%%
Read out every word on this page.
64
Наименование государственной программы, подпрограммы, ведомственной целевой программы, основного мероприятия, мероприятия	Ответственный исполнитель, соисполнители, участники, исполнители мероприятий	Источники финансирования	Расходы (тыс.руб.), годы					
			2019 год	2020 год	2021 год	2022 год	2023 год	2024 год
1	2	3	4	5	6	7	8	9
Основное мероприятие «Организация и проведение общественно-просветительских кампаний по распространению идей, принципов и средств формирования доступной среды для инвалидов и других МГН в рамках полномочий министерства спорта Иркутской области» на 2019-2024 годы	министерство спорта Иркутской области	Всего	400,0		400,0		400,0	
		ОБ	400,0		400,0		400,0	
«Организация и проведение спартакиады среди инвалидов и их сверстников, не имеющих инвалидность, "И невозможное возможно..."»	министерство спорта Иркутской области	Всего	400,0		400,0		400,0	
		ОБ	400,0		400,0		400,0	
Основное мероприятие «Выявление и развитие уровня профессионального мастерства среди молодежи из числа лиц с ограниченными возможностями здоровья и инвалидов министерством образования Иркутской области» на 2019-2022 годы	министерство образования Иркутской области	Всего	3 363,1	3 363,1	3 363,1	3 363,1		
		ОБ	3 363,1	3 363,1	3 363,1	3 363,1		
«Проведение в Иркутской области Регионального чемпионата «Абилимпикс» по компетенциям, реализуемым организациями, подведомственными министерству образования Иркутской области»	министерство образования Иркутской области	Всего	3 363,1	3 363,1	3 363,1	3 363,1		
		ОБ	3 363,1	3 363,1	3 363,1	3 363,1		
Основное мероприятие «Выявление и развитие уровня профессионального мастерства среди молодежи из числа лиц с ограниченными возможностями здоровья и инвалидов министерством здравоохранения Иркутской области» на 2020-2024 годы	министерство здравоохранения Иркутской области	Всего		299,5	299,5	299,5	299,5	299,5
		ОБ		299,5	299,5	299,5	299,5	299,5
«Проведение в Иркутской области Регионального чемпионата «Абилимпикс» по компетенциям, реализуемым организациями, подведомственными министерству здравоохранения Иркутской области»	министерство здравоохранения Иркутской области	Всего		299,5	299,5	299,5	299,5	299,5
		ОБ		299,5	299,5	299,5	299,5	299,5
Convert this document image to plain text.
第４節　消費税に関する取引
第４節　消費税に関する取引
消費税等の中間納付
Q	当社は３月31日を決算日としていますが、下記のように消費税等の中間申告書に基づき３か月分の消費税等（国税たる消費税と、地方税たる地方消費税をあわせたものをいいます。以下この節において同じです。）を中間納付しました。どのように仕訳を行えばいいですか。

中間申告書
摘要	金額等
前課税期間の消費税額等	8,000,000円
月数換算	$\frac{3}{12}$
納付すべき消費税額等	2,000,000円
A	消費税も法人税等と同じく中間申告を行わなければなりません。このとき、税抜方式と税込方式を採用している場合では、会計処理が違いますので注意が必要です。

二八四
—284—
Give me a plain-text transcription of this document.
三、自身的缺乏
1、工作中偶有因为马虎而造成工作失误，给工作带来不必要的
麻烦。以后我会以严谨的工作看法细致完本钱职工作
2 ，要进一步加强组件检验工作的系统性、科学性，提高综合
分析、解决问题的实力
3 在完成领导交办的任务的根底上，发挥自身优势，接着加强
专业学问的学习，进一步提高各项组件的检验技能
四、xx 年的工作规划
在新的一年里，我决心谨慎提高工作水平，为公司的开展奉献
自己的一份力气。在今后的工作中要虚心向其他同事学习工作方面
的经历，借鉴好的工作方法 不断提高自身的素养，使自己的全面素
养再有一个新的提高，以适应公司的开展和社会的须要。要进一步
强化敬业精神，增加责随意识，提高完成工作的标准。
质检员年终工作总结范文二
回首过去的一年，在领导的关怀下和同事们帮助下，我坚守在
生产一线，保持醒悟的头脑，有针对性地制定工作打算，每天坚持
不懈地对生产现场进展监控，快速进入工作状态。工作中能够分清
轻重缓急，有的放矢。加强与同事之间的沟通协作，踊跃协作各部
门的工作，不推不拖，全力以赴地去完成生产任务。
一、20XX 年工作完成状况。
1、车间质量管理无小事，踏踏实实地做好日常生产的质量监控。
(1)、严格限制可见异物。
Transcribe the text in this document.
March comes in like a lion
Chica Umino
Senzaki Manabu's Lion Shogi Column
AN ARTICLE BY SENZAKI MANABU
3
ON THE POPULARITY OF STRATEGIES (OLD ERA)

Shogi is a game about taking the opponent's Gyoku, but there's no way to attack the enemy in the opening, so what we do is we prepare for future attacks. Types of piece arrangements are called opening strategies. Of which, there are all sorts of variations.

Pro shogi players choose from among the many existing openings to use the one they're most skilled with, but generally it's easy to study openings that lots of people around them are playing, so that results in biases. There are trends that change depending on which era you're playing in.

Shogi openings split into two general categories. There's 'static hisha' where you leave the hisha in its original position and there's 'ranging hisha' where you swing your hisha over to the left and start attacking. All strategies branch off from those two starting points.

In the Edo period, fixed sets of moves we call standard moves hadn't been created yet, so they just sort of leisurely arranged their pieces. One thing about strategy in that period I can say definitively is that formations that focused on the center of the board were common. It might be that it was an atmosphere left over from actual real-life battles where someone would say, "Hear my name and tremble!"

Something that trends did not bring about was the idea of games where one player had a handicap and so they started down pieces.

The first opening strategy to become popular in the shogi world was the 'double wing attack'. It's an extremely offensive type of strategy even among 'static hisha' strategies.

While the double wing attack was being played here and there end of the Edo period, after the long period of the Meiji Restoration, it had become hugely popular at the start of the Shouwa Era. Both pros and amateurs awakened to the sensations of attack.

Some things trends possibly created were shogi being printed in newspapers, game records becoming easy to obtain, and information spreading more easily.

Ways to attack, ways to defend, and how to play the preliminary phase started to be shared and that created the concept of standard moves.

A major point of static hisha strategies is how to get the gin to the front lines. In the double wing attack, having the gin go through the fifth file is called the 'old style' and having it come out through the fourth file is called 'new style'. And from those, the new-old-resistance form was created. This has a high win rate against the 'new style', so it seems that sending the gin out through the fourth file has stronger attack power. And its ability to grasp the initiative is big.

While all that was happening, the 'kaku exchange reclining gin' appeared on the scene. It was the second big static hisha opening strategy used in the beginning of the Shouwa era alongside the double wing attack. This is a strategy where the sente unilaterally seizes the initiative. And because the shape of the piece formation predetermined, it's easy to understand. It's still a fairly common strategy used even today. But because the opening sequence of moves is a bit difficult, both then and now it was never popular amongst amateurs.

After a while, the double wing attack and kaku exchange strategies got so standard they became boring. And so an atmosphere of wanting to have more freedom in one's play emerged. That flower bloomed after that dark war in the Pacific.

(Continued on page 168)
%%
> _Exercise description_:
Reproduce the data in its entirety, matching each character.

> _Exercise solution_:
Read out every word on this page.
64
Наименование государственной программы, подпрограммы, ведомственной целевой программы, основного мероприятия, мероприятия	Ответственный исполнитель, соисполнители, участники, исполнители мероприятий	Источники финансирования	Расходы (тыс.руб.), годы					
			2019 год	2020 год	2021 год	2022 год	2023 год	2024 год
1	2	3	4	5	6	7	8	9
Основное мероприятие «Организация и проведение общественно-просветительских кампаний по распространению идей, принципов и средств формирования доступной среды для инвалидов и других МГН в рамках полномочий министерства спорта Иркутской области» на 2019-2024 годы	министерство спорта Иркутской области	Всего	400,0		400,0		400,0	
		ОБ	400,0		400,0		400,0	
«Организация и проведение спартакиады среди инвалидов и их сверстников, не имеющих инвалидность, "И невозможное возможно..."»	министерство спорта Иркутской области	Всего	400,0		400,0		400,0	
		ОБ	400,0		400,0		400,0	
Основное мероприятие «Выявление и развитие уровня профессионального мастерства среди молодежи из числа лиц с ограниченными возможностями здоровья и инвалидов министерством образования Иркутской области» на 2019-2022 годы	министерство образования Иркутской области	Всего	3 363,1	3 363,1	3 363,1	3 363,1		
		ОБ	3 363,1	3 363,1	3 363,1	3 363,1		
«Проведение в Иркутской области Регионального чемпионата «Абилимпикс» по компетенциям, реализуемым организациями, подведомственными министерству образования Иркутской области»	министерство образования Иркутской области	Всего	3 363,1	3 363,1	3 363,1	3 363,1		
		ОБ	3 363,1	3 363,1	3 363,1	3 363,1		
Основное мероприятие «Выявление и развитие уровня профессионального мастерства среди молодежи из числа лиц с ограниченными возможностями здоровья и инвалидов министерством здравоохранения Иркутской области» на 2020-2024 годы	министерство здравоохранения Иркутской области	Всего		299,5	299,5	299,5	299,5	299,5
		ОБ		299,5	299,5	299,5	299,5	299,5
«Проведение в Иркутской области Регионального чемпионата «Абилимпикс» по компетенциям, реализуемым организациями, подведомственными министерству здравоохранения Иркутской области»	министерство здравоохранения Иркутской области	Всего		299,5	299,5	299,5	299,5	299,5
		ОБ		299,5	299,5	299,5	299,5	299,5
Convert this document image to plain text.
第４節　消費税に関する取引
第４節　消費税に関する取引
消費税等の中間納付
Q	当社は３月31日を決算日としていますが、下記のように消費税等の中間申告書に基づき３か月分の消費税等（国税たる消費税と、地方税たる地方消費税をあわせたものをいいます。以下この節において同じです。）を中間納付しました。どのように仕訳を行えばいいですか。

中間申告書
摘要	金額等
前課税期間の消費税額等	8,000,000円
月数換算	$\frac{3}{12}$
納付すべき消費税額等	2,000,000円
A	消費税も法人税等と同じく中間申告を行わなければなりません。このとき、税抜方式と税込方式を採用している場合では、会計処理が違いますので注意が必要です。

二八四
—284—
Give me a plain-text transcription of this document.
三、自身的缺乏
1、工作中偶有因为马虎而造成工作失误，给工作带来不必要的
麻烦。以后我会以严谨的工作看法细致完本钱职工作
2 ，要进一步加强组件检验工作的系统性、科学性，提高综合
分析、解决问题的实力
3 在完成领导交办的任务的根底上，发挥自身优势，接着加强
专业学问的学习，进一步提高各项组件的检验技能
四、xx 年的工作规划
在新的一年里，我决心谨慎提高工作水平，为公司的开展奉献
自己的一份力气。在今后的工作中要虚心向其他同事学习工作方面
的经历，借鉴好的工作方法 不断提高自身的素养，使自己的全面素
养再有一个新的提高，以适应公司的开展和社会的须要。要进一步
强化敬业精神，增加责随意识，提高完成工作的标准。
质检员年终工作总结范文二
回首过去的一年，在领导的关怀下和同事们帮助下，我坚守在
生产一线，保持醒悟的头脑，有针对性地制定工作打算，每天坚持
不懈地对生产现场进展监控，快速进入工作状态。工作中能够分清
轻重缓急，有的放矢。加强与同事之间的沟通协作，踊跃协作各部
门的工作，不推不拖，全力以赴地去完成生产任务。
一、20XX 年工作完成状况。
1、车间质量管理无小事，踏踏实实地做好日常生产的质量监控。
(1)、严格限制可见异物。
Transcribe the text in this document.
March comes in like a lion
Chica Umino
Senzaki Manabu's Lion Shogi Column
AN ARTICLE BY SENZAKI MANABU
3
ON THE POPULARITY OF STRATEGIES (OLD ERA)

Shogi is a game about taking the opponent's Gyoku, but there's no way to attack the enemy in the opening, so what we do is we prepare for future attacks. Types of piece arrangements are called opening strategies. Of which, there are all sorts of variations.

Pro shogi players choose from among the many existing openings to use the one they're most skilled with, but generally it's easy to study openings that lots of people around them are playing, so that results in biases. There are trends that change depending on which era you're playing in.

Shogi openings split into two general categories. There's 'static hisha' where you leave the hisha in its original position and there's 'ranging hisha' where you swing your hisha over to the left and start attacking. All strategies branch off from those two starting points.

In the Edo period, fixed sets of moves we call standard moves hadn't been created yet, so they just sort of leisurely arranged their pieces. One thing about strategy in that period I can say definitively is that formations that focused on the center of the board were common. It might be that it was an atmosphere left over from actual real-life battles where someone would say, "Hear my name and tremble!"

Something that trends did not bring about was the idea of games where one player had a handicap and so they started down pieces.

The first opening strategy to become popular in the shogi world was the 'double wing attack'. It's an extremely offensive type of strategy even among 'static hisha' strategies.

While the double wing attack was being played here and there end of the Edo period, after the long period of the Meiji Restoration, it had become hugely popular at the start of the Shouwa Era. Both pros and amateurs awakened to the sensations of attack.

Some things trends possibly created were shogi being printed in newspapers, game records becoming easy to obtain, and information spreading more easily.

Ways to attack, ways to defend, and how to play the preliminary phase started to be shared and that created the concept of standard moves.

A major point of static hisha strategies is how to get the gin to the front lines. In the double wing attack, having the gin go through the fifth file is called the 'old style' and having it come out through the fourth file is called 'new style'. And from those, the new-old-resistance form was created. This has a high win rate against the 'new style', so it seems that sending the gin out through the fourth file has stronger attack power. And its ability to grasp the initiative is big.

While all that was happening, the 'kaku exchange reclining gin' appeared on the scene. It was the second big static hisha opening strategy used in the beginning of the Shouwa era alongside the double wing attack. This is a strategy where the sente unilaterally seizes the initiative. And because the shape of the piece formation predetermined, it's easy to understand. It's still a fairly common strategy used even today. But because the opening sequence of moves is a bit difficult, both then and now it was never popular amongst amateurs.

After a while, the double wing attack and kaku exchange strategies got so standard they became boring. And so an atmosphere of wanting to have more freedom in one's play emerged. That flower bloomed after that dark war in the Pacific.

(Continued on page 168)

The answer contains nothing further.